> **WHAT IS EXPECTED**
Every line that holds the string "document" is to be identified and copied.

>> Start

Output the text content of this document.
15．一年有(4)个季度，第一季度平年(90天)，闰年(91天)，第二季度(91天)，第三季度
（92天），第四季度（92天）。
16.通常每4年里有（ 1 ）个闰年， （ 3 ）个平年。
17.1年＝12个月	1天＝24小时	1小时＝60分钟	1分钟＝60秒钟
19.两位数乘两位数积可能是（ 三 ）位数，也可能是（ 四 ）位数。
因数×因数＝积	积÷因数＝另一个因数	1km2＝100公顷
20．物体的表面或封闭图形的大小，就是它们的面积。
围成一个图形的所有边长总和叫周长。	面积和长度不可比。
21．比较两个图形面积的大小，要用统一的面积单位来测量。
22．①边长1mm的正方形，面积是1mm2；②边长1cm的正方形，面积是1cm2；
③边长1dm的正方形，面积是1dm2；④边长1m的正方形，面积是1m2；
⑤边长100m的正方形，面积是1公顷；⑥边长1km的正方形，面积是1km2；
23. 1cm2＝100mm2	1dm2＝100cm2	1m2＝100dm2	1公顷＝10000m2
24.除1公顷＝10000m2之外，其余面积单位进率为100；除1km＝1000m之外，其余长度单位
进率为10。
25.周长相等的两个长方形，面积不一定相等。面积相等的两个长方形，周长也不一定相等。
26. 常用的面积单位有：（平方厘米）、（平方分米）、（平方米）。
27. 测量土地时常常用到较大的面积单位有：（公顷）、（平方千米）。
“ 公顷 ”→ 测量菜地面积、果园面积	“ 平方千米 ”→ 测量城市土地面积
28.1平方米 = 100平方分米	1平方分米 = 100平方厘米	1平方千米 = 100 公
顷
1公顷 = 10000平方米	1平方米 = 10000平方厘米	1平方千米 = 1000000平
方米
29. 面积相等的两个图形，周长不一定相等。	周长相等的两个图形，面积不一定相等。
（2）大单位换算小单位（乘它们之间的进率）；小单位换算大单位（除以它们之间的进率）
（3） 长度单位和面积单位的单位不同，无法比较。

>> End
>> Start

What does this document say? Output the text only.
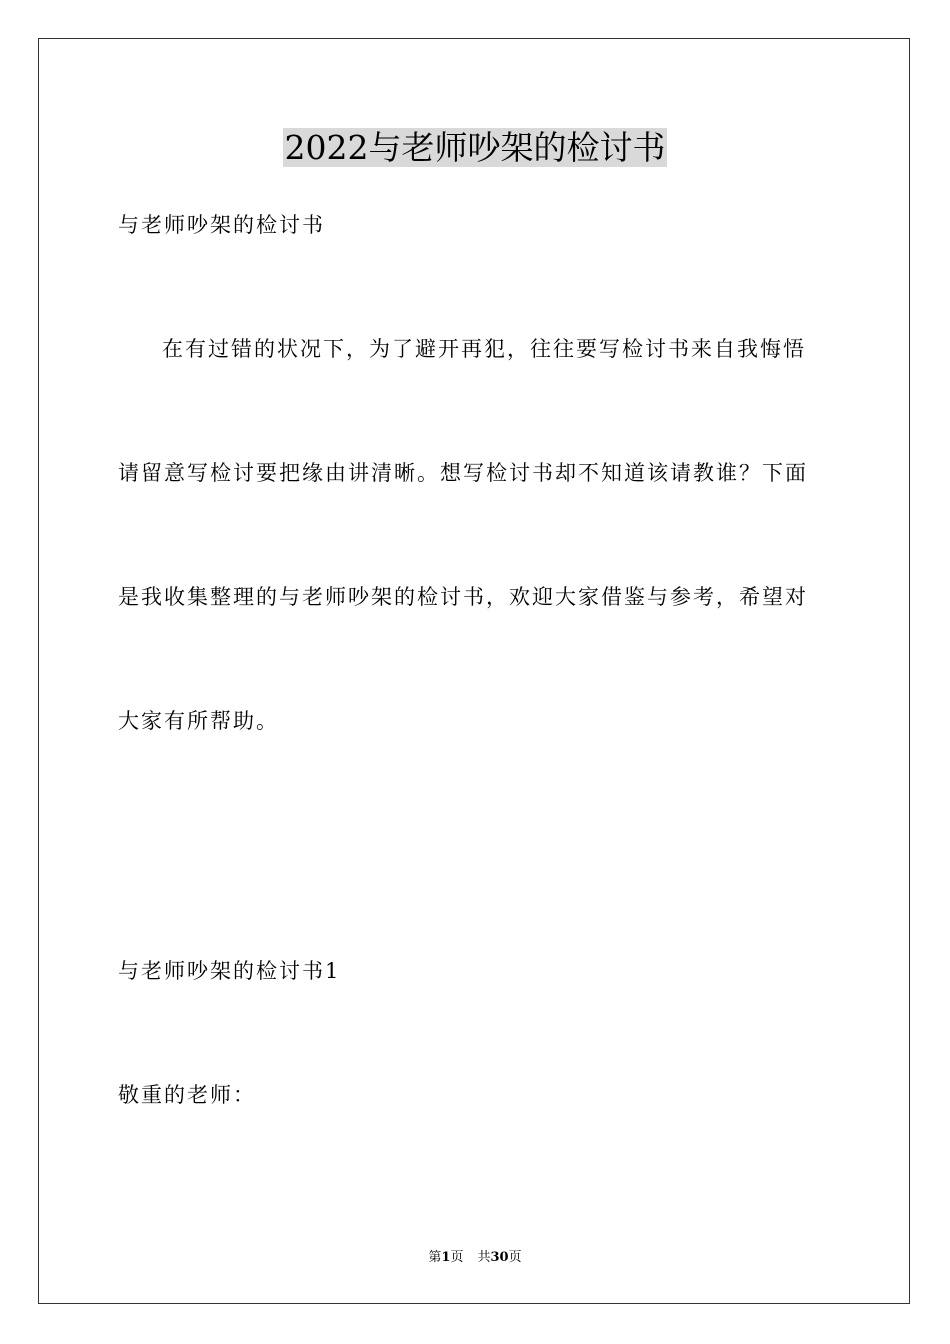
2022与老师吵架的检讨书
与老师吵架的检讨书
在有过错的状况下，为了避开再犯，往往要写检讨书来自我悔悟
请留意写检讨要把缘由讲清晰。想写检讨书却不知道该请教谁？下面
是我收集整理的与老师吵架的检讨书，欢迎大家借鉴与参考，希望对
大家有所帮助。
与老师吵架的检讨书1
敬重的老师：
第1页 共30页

>> End

> **ANSWER TO THIS EXERCISE**
Output the text content of this document.
What does this document say? Output the text only.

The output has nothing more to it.